Input rows -
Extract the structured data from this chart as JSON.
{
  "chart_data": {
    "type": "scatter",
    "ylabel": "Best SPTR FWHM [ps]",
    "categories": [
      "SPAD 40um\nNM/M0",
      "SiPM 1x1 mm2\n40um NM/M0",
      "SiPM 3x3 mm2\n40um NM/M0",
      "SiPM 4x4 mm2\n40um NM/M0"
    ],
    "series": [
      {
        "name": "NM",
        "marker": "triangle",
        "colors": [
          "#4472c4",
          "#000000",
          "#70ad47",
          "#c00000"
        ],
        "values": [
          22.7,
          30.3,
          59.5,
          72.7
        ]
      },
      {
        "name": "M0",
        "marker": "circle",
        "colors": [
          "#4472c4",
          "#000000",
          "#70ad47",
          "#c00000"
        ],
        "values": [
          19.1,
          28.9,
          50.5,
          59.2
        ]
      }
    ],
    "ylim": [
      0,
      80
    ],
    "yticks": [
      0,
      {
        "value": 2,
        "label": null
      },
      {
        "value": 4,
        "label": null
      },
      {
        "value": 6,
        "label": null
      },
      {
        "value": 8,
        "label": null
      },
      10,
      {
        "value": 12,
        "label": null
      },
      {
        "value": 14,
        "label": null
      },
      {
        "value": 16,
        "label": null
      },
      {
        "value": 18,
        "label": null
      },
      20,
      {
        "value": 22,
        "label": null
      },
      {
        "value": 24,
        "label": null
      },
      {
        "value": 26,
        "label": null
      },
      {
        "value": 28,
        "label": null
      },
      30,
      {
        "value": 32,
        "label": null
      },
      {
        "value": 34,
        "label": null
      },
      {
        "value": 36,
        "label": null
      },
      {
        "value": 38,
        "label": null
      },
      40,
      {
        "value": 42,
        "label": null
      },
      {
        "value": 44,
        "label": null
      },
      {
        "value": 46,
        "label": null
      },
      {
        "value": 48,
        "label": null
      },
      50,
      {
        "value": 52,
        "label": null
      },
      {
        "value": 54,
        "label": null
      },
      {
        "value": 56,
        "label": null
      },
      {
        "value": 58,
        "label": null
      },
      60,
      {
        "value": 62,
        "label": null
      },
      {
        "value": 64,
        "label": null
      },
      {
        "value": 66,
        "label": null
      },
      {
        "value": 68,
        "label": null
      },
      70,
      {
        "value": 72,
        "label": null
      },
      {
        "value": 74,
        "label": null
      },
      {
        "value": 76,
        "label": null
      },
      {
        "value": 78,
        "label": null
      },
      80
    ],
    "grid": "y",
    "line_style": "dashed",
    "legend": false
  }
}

Exercise details -
Extract the complete listing above, reproducing each line exactly.

Solved exercise -
Extract the structured data from this chart as JSON.
{
  "chart_data": {
    "type": "scatter",
    "ylabel": "Best SPTR FWHM [ps]",
    "categories": [
      "SPAD 40um\nNM/M0",
      "SiPM 1x1 mm2\n40um NM/M0",
      "SiPM 3x3 mm2\n40um NM/M0",
      "SiPM 4x4 mm2\n40um NM/M0"
    ],
    "series": [
      {
        "name": "NM",
        "marker": "triangle",
        "colors": [
          "#4472c4",
          "#000000",
          "#70ad47",
          "#c00000"
        ],
        "values": [
          22.7,
          30.3,
          59.5,
          72.7
        ]
      },
      {
        "name": "M0",
        "marker": "circle",
        "colors": [
          "#4472c4",
          "#000000",
          "#70ad47",
          "#c00000"
        ],
        "values": [
          19.1,
          28.9,
          50.5,
          59.2
        ]
      }
    ],
    "ylim": [
      0,
      80
    ],
    "yticks": [
      0,
      {
        "value": 2,
        "label": null
      },
      {
        "value": 4,
        "label": null
      },
      {
        "value": 6,
        "label": null
      },
      {
        "value": 8,
        "label": null
      },
      10,
      {
        "value": 12,
        "label": null
      },
      {
        "value": 14,
        "label": null
      },
      {
        "value": 16,
        "label": null
      },
      {
        "value": 18,
        "label": null
      },
      20,
      {
        "value": 22,
        "label": null
      },
      {
        "value": 24,
        "label": null
      },
      {
        "value": 26,
        "label": null
      },
      {
        "value": 28,
        "label": null
      },
      30,
      {
        "value": 32,
        "label": null
      },
      {
        "value": 34,
        "label": null
      },
      {
        "value": 36,
        "label": null
      },
      {
        "value": 38,
        "label": null
      },
      40,
      {
        "value": 42,
        "label": null
      },
      {
        "value": 44,
        "label": null
      },
      {
        "value": 46,
        "label": null
      },
      {
        "value": 48,
        "label": null
      },
      50,
      {
        "value": 52,
        "label": null
      },
      {
        "value": 54,
        "label": null
      },
      {
        "value": 56,
        "label": null
      },
      {
        "value": 58,
        "label": null
      },
      60,
      {
        "value": 62,
        "label": null
      },
      {
        "value": 64,
        "label": null
      },
      {
        "value": 66,
        "label": null
      },
      {
        "value": 68,
        "label": null
      },
      70,
      {
        "value": 72,
        "label": null
      },
      {
        "value": 74,
        "label": null
      },
      {
        "value": 76,
        "label": null
      },
      {
        "value": 78,
        "label": null
      },
      80
    ],
    "grid": "y",
    "line_style": "dashed",
    "legend": false
  }
}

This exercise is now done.